## [Task to complete]
Give the number of lines containing "name" in this listing, with no other words.

Figure contents as structured data
# # # #
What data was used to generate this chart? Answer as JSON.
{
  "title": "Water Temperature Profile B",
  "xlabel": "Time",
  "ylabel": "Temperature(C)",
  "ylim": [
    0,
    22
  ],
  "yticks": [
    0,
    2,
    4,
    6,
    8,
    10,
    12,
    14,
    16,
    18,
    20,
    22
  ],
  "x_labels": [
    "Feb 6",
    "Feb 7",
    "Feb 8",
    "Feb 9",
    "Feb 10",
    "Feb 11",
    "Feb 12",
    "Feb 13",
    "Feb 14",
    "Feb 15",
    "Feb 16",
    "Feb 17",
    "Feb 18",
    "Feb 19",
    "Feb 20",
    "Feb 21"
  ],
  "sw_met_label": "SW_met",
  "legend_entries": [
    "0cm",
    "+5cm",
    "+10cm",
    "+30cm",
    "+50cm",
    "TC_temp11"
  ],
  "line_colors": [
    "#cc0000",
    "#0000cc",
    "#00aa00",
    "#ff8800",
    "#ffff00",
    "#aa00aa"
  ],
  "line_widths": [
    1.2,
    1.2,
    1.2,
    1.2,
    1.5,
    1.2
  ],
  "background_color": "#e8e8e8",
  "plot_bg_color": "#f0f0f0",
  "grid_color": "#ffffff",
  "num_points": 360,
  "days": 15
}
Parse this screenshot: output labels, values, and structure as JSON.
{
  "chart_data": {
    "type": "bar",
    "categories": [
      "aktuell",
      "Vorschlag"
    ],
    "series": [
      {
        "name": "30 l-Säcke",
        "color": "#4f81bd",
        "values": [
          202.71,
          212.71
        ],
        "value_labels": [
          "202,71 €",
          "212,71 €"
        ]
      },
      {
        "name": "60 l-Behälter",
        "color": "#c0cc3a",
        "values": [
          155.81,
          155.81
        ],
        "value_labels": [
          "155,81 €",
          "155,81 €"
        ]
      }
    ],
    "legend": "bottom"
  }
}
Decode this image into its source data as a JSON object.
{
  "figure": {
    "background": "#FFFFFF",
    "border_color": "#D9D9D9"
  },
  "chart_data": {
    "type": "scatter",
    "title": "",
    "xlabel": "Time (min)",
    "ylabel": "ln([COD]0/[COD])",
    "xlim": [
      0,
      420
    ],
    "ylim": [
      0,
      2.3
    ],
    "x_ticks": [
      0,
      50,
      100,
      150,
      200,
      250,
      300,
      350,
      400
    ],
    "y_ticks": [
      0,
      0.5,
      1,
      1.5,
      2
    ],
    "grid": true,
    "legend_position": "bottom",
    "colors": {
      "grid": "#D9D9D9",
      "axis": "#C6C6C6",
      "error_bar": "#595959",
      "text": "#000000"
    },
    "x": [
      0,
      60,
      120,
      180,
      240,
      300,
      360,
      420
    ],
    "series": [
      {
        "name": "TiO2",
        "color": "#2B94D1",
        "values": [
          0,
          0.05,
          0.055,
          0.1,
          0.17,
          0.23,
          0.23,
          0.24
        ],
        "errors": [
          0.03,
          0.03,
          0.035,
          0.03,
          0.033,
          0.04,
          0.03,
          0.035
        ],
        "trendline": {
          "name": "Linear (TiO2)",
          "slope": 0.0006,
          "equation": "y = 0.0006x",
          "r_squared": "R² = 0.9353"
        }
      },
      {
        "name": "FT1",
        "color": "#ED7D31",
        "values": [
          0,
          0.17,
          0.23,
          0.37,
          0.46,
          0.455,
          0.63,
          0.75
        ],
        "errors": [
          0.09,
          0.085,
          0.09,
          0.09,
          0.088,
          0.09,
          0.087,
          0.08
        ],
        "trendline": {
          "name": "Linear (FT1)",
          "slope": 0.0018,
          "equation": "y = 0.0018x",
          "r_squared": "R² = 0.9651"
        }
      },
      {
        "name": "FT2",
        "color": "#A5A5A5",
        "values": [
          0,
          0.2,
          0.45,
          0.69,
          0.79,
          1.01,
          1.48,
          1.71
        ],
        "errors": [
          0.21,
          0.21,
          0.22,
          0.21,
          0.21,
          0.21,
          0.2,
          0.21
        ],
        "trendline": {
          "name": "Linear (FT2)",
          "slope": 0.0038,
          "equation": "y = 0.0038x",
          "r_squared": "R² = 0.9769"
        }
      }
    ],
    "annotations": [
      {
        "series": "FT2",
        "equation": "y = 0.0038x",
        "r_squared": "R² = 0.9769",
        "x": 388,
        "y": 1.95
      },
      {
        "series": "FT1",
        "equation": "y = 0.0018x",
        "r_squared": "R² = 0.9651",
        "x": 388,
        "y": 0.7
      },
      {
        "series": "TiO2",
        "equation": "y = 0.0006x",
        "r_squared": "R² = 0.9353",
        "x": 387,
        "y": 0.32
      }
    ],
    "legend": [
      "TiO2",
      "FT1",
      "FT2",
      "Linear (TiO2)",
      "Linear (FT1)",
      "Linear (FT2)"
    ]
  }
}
# # # #
## [Expected answer]
8